AVAILABLE DATA =>
* * *
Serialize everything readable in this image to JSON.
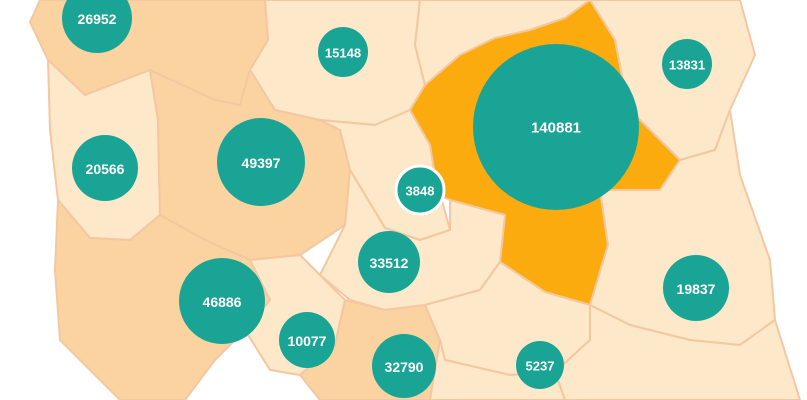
{
  "colors": {
    "background": "#ffffff",
    "region_light": "#fde8c9",
    "region_medium": "#fbd3a1",
    "region_highlight": "#fbab0d",
    "border": "#f3c7a1",
    "bubble": "#1aa495",
    "bubble_outline_small": "#ffffff"
  },
  "regions": [
    {
      "id": "west-pomeranian",
      "shade": "medium"
    },
    {
      "id": "pomeranian",
      "shade": "light"
    },
    {
      "id": "warmian-masurian",
      "shade": "light"
    },
    {
      "id": "podlaskie",
      "shade": "light"
    },
    {
      "id": "lubusz",
      "shade": "light"
    },
    {
      "id": "greater-poland",
      "shade": "medium"
    },
    {
      "id": "kuyavian-pomeranian",
      "shade": "light"
    },
    {
      "id": "masovian",
      "shade": "highlight"
    },
    {
      "id": "lodz",
      "shade": "light"
    },
    {
      "id": "lublin",
      "shade": "light"
    },
    {
      "id": "lower-silesian",
      "shade": "medium"
    },
    {
      "id": "opole",
      "shade": "light"
    },
    {
      "id": "silesian",
      "shade": "medium"
    },
    {
      "id": "swietokrzyskie",
      "shade": "light"
    },
    {
      "id": "lesser-poland",
      "shade": "light"
    },
    {
      "id": "subcarpathian",
      "shade": "light"
    }
  ],
  "bubbles": [
    {
      "label": "26952",
      "value": 26952,
      "region": "west-pomeranian"
    },
    {
      "label": "15148",
      "value": 15148,
      "region": "pomeranian"
    },
    {
      "label": "13831",
      "value": 13831,
      "region": "podlaskie"
    },
    {
      "label": "140881",
      "value": 140881,
      "region": "masovian"
    },
    {
      "label": "20566",
      "value": 20566,
      "region": "lubusz"
    },
    {
      "label": "49397",
      "value": 49397,
      "region": "greater-poland"
    },
    {
      "label": "3848",
      "value": 3848,
      "region": "kuyavian-pomeranian"
    },
    {
      "label": "33512",
      "value": 33512,
      "region": "lodz"
    },
    {
      "label": "46886",
      "value": 46886,
      "region": "lower-silesian"
    },
    {
      "label": "19837",
      "value": 19837,
      "region": "lublin"
    },
    {
      "label": "10077",
      "value": 10077,
      "region": "opole"
    },
    {
      "label": "32790",
      "value": 32790,
      "region": "silesian"
    },
    {
      "label": "5237",
      "value": 5237,
      "region": "swietokrzyskie"
    }
  ]
}
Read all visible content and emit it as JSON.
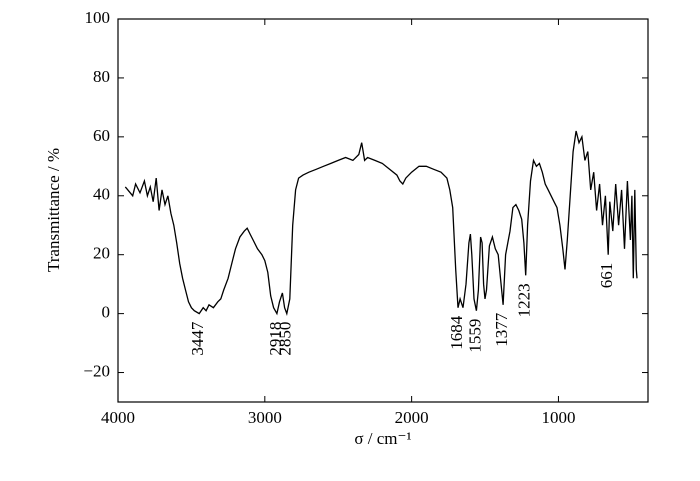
{
  "chart_data": {
    "type": "line",
    "color": "#000000",
    "xlabel": "σ / cm⁻¹",
    "ylabel": "Transmittance / %",
    "xlim": [
      4000,
      390
    ],
    "ylim": [
      -30,
      100
    ],
    "xticks": [
      4000,
      3000,
      2000,
      1000
    ],
    "yticks": [
      {
        "value": -20,
        "label": "−20"
      },
      0,
      20,
      40,
      60,
      80,
      100
    ],
    "annotations": [
      3447,
      2918,
      2850,
      1684,
      1559,
      1377,
      1223,
      661
    ],
    "x": [
      3950,
      3900,
      3880,
      3850,
      3820,
      3800,
      3780,
      3760,
      3740,
      3720,
      3700,
      3680,
      3660,
      3640,
      3620,
      3600,
      3580,
      3560,
      3540,
      3520,
      3500,
      3480,
      3447,
      3420,
      3400,
      3380,
      3350,
      3320,
      3300,
      3280,
      3250,
      3220,
      3200,
      3170,
      3140,
      3120,
      3100,
      3080,
      3050,
      3020,
      3000,
      2980,
      2960,
      2940,
      2918,
      2900,
      2880,
      2865,
      2850,
      2830,
      2810,
      2790,
      2770,
      2740,
      2700,
      2650,
      2600,
      2550,
      2500,
      2450,
      2400,
      2360,
      2340,
      2320,
      2300,
      2250,
      2200,
      2150,
      2100,
      2080,
      2060,
      2040,
      2000,
      1950,
      1900,
      1850,
      1800,
      1760,
      1740,
      1720,
      1700,
      1684,
      1670,
      1650,
      1630,
      1610,
      1600,
      1590,
      1575,
      1559,
      1545,
      1530,
      1520,
      1510,
      1500,
      1490,
      1470,
      1450,
      1430,
      1410,
      1395,
      1377,
      1360,
      1345,
      1330,
      1310,
      1290,
      1270,
      1250,
      1235,
      1223,
      1210,
      1190,
      1170,
      1150,
      1130,
      1110,
      1090,
      1070,
      1050,
      1030,
      1010,
      990,
      970,
      955,
      940,
      920,
      900,
      880,
      860,
      840,
      820,
      800,
      780,
      760,
      740,
      720,
      700,
      680,
      661,
      650,
      630,
      610,
      590,
      570,
      550,
      530,
      510,
      500,
      490,
      480,
      470,
      465
    ],
    "values": [
      43,
      40,
      44,
      41,
      45,
      40,
      43,
      38,
      46,
      35,
      42,
      37,
      40,
      34,
      30,
      24,
      17,
      12,
      8,
      4,
      2,
      1,
      0,
      2,
      1,
      3,
      2,
      4,
      5,
      8,
      12,
      18,
      22,
      26,
      28,
      29,
      27,
      25,
      22,
      20,
      18,
      14,
      6,
      2,
      0,
      4,
      7,
      2,
      0,
      5,
      30,
      42,
      46,
      47,
      48,
      49,
      50,
      51,
      52,
      53,
      52,
      54,
      58,
      52,
      53,
      52,
      51,
      49,
      47,
      45,
      44,
      46,
      48,
      50,
      50,
      49,
      48,
      46,
      42,
      36,
      15,
      2,
      5,
      2,
      10,
      24,
      27,
      20,
      5,
      1,
      8,
      26,
      24,
      10,
      5,
      8,
      23,
      26,
      22,
      20,
      12,
      3,
      20,
      24,
      28,
      36,
      37,
      35,
      32,
      24,
      13,
      30,
      45,
      52,
      50,
      51,
      48,
      44,
      42,
      40,
      38,
      36,
      30,
      22,
      15,
      25,
      40,
      55,
      62,
      58,
      60,
      52,
      55,
      42,
      48,
      35,
      44,
      30,
      40,
      20,
      38,
      28,
      44,
      30,
      42,
      22,
      45,
      25,
      40,
      12,
      42,
      15,
      12
    ]
  }
}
* * *
EXERCISE TASK =>
What number of lines in the records contain the word "greater"? Answer with that number alone.

COMPLETED TASK =>
2